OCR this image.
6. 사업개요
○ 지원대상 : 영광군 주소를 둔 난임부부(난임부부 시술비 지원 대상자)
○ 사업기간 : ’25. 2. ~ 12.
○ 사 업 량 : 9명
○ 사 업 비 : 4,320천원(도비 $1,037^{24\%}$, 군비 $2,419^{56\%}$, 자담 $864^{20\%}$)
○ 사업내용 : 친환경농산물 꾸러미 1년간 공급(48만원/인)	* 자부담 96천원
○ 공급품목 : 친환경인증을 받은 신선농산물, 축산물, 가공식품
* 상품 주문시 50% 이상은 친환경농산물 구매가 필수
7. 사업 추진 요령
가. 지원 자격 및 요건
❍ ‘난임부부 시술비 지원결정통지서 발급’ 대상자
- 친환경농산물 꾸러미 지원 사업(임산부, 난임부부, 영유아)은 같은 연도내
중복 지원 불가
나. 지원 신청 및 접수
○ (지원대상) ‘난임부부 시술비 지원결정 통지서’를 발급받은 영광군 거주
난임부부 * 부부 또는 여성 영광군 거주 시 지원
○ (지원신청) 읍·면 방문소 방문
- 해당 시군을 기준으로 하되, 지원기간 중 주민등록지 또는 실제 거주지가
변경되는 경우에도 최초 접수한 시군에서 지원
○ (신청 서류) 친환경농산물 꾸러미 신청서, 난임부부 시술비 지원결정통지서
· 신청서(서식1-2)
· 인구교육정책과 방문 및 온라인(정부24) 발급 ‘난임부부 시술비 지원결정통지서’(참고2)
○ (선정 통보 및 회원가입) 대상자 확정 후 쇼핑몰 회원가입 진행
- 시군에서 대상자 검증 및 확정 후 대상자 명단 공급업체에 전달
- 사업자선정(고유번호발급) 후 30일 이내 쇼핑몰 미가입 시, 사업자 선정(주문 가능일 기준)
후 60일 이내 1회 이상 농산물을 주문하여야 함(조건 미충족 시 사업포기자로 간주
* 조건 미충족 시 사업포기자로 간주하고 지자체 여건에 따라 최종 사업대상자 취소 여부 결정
____________
(Stated exercise):
Word for word, quote all of the data above.

(The result):
OCR this image.
6. 사업개요
○ 지원대상 : 영광군 주소를 둔 난임부부(난임부부 시술비 지원 대상자)
○ 사업기간 : ’25. 2. ~ 12.
○ 사 업 량 : 9명
○ 사 업 비 : 4,320천원(도비 $1,037^{24\%}$, 군비 $2,419^{56\%}$, 자담 $864^{20\%}$)
○ 사업내용 : 친환경농산물 꾸러미 1년간 공급(48만원/인)	* 자부담 96천원
○ 공급품목 : 친환경인증을 받은 신선농산물, 축산물, 가공식품
* 상품 주문시 50% 이상은 친환경농산물 구매가 필수
7. 사업 추진 요령
가. 지원 자격 및 요건
❍ ‘난임부부 시술비 지원결정통지서 발급’ 대상자
- 친환경농산물 꾸러미 지원 사업(임산부, 난임부부, 영유아)은 같은 연도내
중복 지원 불가
나. 지원 신청 및 접수
○ (지원대상) ‘난임부부 시술비 지원결정 통지서’를 발급받은 영광군 거주
난임부부 * 부부 또는 여성 영광군 거주 시 지원
○ (지원신청) 읍·면 방문소 방문
- 해당 시군을 기준으로 하되, 지원기간 중 주민등록지 또는 실제 거주지가
변경되는 경우에도 최초 접수한 시군에서 지원
○ (신청 서류) 친환경농산물 꾸러미 신청서, 난임부부 시술비 지원결정통지서
· 신청서(서식1-2)
· 인구교육정책과 방문 및 온라인(정부24) 발급 ‘난임부부 시술비 지원결정통지서’(참고2)
○ (선정 통보 및 회원가입) 대상자 확정 후 쇼핑몰 회원가입 진행
- 시군에서 대상자 검증 및 확정 후 대상자 명단 공급업체에 전달
- 사업자선정(고유번호발급) 후 30일 이내 쇼핑몰 미가입 시, 사업자 선정(주문 가능일 기준)
후 60일 이내 1회 이상 농산물을 주문하여야 함(조건 미충족 시 사업포기자로 간주
* 조건 미충족 시 사업포기자로 간주하고 지자체 여건에 따라 최종 사업대상자 취소 여부 결정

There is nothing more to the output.